------ RECORDS FOR THIS TASK ------
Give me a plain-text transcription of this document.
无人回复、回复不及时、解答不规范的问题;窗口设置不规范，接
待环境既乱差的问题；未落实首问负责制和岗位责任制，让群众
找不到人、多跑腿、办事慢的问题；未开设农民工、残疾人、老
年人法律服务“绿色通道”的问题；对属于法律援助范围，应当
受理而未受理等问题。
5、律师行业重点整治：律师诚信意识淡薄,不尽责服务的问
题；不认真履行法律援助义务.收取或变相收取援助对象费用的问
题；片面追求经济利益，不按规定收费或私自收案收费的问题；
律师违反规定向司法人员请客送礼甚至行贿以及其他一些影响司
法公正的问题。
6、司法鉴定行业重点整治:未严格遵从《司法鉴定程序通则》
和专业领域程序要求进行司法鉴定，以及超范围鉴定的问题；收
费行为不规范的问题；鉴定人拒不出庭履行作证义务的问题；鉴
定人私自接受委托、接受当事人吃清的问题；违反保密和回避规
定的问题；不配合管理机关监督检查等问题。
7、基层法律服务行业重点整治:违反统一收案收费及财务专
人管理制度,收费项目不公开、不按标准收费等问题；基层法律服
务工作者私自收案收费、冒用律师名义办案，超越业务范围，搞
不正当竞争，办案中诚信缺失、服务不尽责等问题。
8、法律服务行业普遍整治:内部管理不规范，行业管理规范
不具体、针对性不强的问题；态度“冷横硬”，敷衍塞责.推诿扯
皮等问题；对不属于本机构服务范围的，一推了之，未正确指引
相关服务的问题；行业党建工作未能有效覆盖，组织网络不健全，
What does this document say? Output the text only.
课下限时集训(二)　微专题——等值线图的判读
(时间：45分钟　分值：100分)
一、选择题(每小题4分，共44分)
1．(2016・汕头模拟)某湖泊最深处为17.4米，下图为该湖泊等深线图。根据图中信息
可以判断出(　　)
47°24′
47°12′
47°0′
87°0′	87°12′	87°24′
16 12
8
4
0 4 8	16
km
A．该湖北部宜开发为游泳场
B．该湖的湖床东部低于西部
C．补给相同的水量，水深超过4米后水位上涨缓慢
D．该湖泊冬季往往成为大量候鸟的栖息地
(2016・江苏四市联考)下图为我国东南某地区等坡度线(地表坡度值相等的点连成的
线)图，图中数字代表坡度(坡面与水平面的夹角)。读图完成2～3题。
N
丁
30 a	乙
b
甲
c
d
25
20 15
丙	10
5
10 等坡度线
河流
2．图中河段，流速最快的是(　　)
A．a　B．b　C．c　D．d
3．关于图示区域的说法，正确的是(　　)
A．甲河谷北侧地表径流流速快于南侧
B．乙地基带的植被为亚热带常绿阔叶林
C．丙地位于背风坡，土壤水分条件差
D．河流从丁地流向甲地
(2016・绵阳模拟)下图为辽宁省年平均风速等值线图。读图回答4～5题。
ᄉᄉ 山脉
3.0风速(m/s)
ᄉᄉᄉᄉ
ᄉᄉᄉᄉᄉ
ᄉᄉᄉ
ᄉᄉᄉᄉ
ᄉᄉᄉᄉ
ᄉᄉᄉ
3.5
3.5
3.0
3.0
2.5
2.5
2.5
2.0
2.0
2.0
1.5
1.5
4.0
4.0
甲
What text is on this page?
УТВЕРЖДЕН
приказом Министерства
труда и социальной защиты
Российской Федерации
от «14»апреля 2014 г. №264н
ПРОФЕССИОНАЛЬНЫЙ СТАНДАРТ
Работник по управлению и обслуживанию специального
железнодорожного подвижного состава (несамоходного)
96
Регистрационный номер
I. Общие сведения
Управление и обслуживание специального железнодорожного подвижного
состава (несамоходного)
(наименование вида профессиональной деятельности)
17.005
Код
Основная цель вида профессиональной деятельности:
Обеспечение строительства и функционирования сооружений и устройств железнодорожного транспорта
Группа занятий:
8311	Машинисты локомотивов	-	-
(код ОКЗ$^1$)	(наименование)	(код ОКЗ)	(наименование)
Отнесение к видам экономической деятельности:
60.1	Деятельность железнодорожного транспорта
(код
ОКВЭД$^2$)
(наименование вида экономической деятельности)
------
→ THE PROBLEM:
Copy every line above that holds the word "text".

→ ANSWER FOR THE TASK:
Give me a plain-text transcription of this document.
What does this document say? Output the text only.
What text is on this page?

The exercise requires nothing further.